Copy every line of the listing that holds the string "потерь".
# start of DATA FOR THIS EXERCISE
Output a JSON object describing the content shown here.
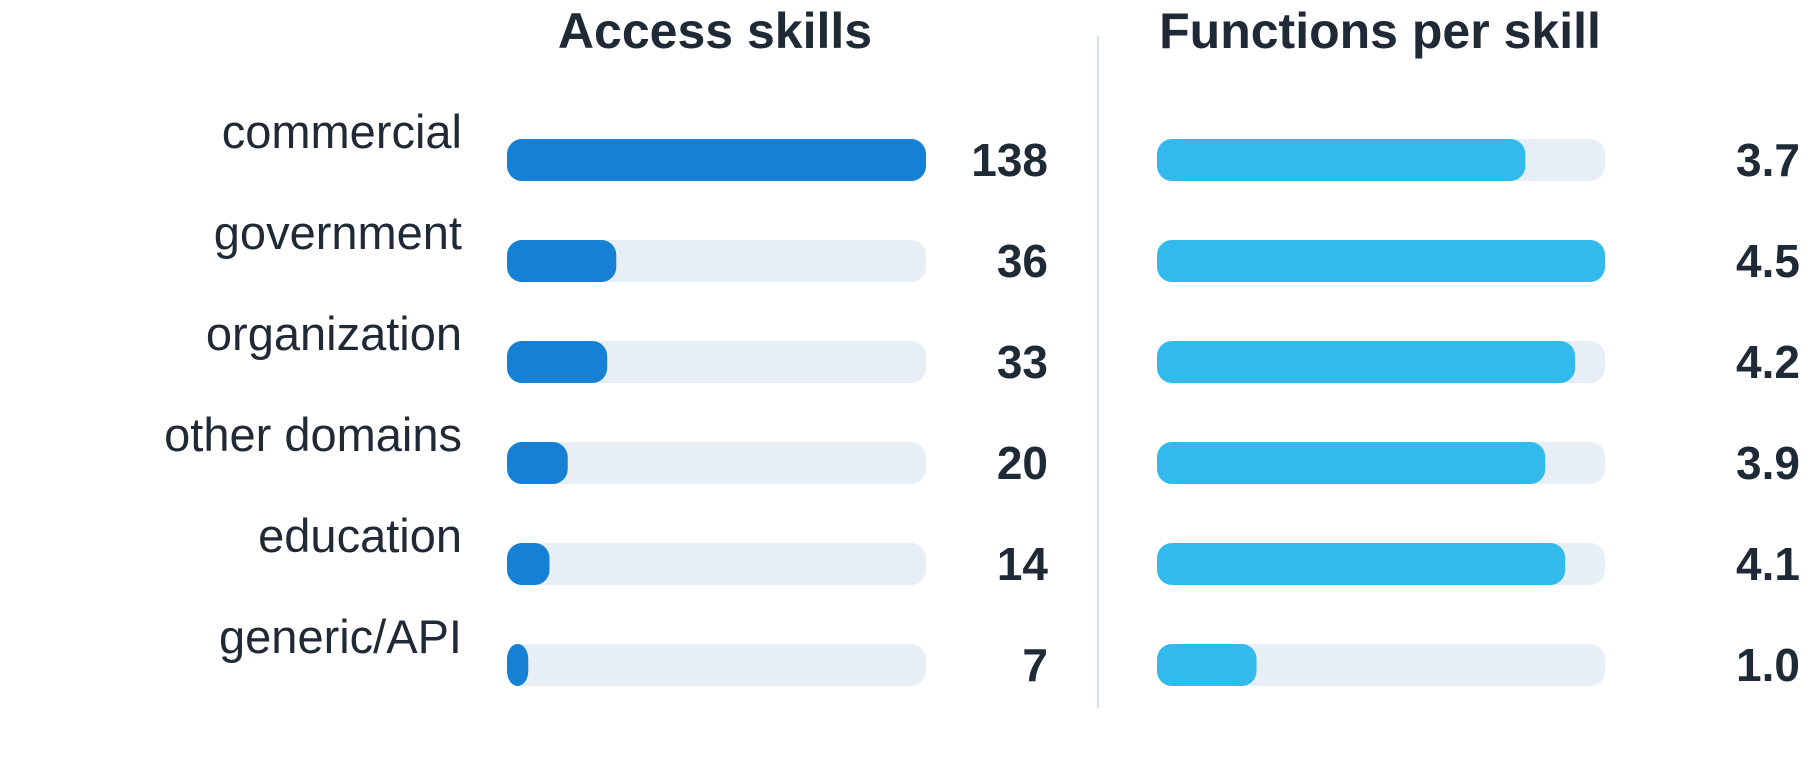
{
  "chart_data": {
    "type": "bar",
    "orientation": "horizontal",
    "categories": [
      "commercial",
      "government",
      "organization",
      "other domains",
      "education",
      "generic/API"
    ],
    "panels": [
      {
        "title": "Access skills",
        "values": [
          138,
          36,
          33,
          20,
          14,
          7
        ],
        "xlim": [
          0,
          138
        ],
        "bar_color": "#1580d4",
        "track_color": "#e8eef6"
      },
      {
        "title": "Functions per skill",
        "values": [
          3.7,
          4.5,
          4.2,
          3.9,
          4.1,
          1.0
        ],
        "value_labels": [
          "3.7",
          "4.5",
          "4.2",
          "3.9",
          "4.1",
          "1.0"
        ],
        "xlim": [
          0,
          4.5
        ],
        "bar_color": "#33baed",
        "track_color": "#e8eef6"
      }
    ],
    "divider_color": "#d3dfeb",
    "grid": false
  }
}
# end of DATA FOR THIS EXERCISE
# start of DATA FOR THIS EXERCISE
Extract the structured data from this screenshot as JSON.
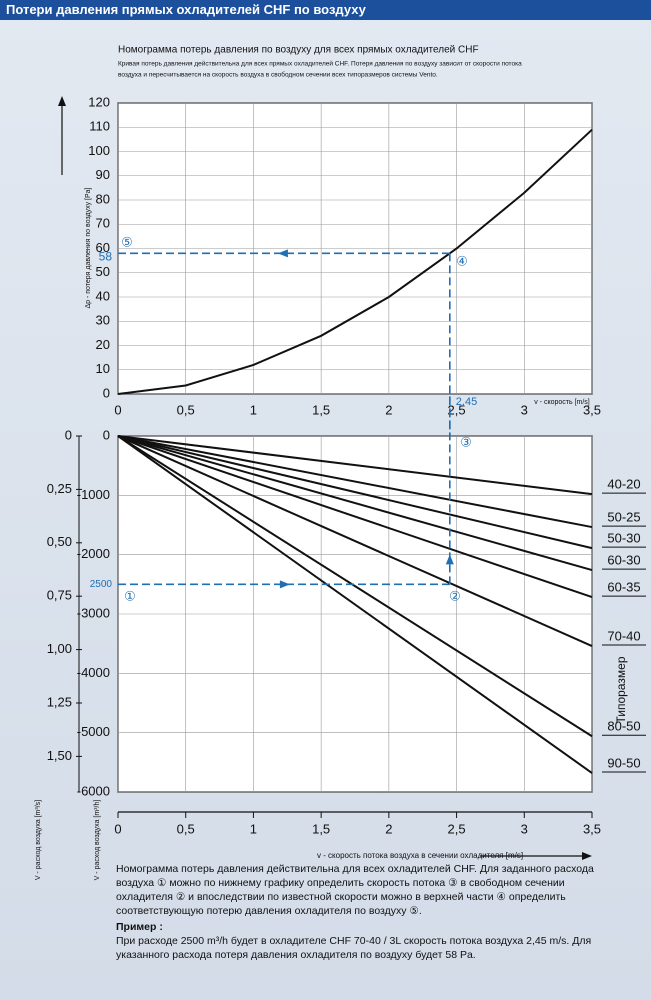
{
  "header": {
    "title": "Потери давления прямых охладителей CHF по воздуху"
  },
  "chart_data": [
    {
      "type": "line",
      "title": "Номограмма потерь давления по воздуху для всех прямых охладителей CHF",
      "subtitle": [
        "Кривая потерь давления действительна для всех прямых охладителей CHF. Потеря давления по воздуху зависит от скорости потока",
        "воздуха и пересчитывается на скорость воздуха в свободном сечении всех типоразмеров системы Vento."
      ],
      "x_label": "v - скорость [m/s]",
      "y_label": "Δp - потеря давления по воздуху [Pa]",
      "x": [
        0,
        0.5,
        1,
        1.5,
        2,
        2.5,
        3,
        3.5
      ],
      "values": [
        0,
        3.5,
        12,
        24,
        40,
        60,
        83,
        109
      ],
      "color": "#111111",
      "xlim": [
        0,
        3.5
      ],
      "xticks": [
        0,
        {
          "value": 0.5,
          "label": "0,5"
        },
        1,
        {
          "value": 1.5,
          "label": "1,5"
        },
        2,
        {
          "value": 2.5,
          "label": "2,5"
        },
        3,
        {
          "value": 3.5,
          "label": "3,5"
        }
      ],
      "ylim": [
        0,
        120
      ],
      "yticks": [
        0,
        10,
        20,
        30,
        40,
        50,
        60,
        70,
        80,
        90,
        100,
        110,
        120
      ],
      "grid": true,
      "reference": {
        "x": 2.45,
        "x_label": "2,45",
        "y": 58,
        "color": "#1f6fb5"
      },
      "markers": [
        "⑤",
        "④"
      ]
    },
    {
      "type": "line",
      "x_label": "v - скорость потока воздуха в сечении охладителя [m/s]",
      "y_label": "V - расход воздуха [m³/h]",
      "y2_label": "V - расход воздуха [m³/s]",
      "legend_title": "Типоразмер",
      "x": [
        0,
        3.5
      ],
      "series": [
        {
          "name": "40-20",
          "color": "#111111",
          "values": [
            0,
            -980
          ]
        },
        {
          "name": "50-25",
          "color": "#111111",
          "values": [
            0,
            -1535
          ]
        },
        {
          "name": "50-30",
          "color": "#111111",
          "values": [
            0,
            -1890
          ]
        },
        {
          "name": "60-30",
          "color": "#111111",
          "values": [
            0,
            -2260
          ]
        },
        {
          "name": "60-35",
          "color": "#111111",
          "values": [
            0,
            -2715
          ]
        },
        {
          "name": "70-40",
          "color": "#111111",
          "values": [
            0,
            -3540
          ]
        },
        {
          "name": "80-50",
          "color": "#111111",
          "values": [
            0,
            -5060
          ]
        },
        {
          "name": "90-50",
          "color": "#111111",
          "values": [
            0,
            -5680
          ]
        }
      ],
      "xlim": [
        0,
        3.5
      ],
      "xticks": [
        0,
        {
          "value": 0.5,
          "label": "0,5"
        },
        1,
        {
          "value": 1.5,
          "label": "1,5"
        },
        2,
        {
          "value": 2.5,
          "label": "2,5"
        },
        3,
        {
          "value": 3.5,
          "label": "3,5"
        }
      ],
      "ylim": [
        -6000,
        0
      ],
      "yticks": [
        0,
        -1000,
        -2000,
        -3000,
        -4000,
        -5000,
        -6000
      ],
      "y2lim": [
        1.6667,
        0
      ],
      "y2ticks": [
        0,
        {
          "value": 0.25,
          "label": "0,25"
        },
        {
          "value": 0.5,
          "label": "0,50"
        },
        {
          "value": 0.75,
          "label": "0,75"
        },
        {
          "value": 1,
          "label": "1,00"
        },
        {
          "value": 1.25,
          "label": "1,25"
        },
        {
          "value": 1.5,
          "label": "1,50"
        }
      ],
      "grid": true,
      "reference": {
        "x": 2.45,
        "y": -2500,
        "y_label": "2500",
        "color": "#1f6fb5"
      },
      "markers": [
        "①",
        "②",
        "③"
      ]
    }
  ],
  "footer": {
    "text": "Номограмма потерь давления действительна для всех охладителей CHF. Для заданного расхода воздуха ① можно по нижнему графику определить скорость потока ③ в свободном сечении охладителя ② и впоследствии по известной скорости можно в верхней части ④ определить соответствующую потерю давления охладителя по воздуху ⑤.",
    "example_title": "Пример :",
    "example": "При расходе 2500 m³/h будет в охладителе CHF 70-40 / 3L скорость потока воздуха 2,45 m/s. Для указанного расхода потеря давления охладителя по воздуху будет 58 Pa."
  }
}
# end of DATA FOR THIS EXERCISE
## OUTPUT FOR THIS EXERCISE:
      "title": "Номограмма потерь давления по воздуху для всех прямых охладителей CHF",
        "Кривая потерь давления действительна для всех прямых охладителей CHF. Потеря давления по воздуху зависит от скорости потока",
    "text": "Номограмма потерь давления действительна для всех охладителей CHF. Для заданного расхода воздуха ① можно по нижнему графику определить скорость потока ③ в свободном сечении охладителя ② и впоследствии по известной скорости можно в верхней части ④ определить соответствующую потерю давления охладителя по воздуху ⑤.",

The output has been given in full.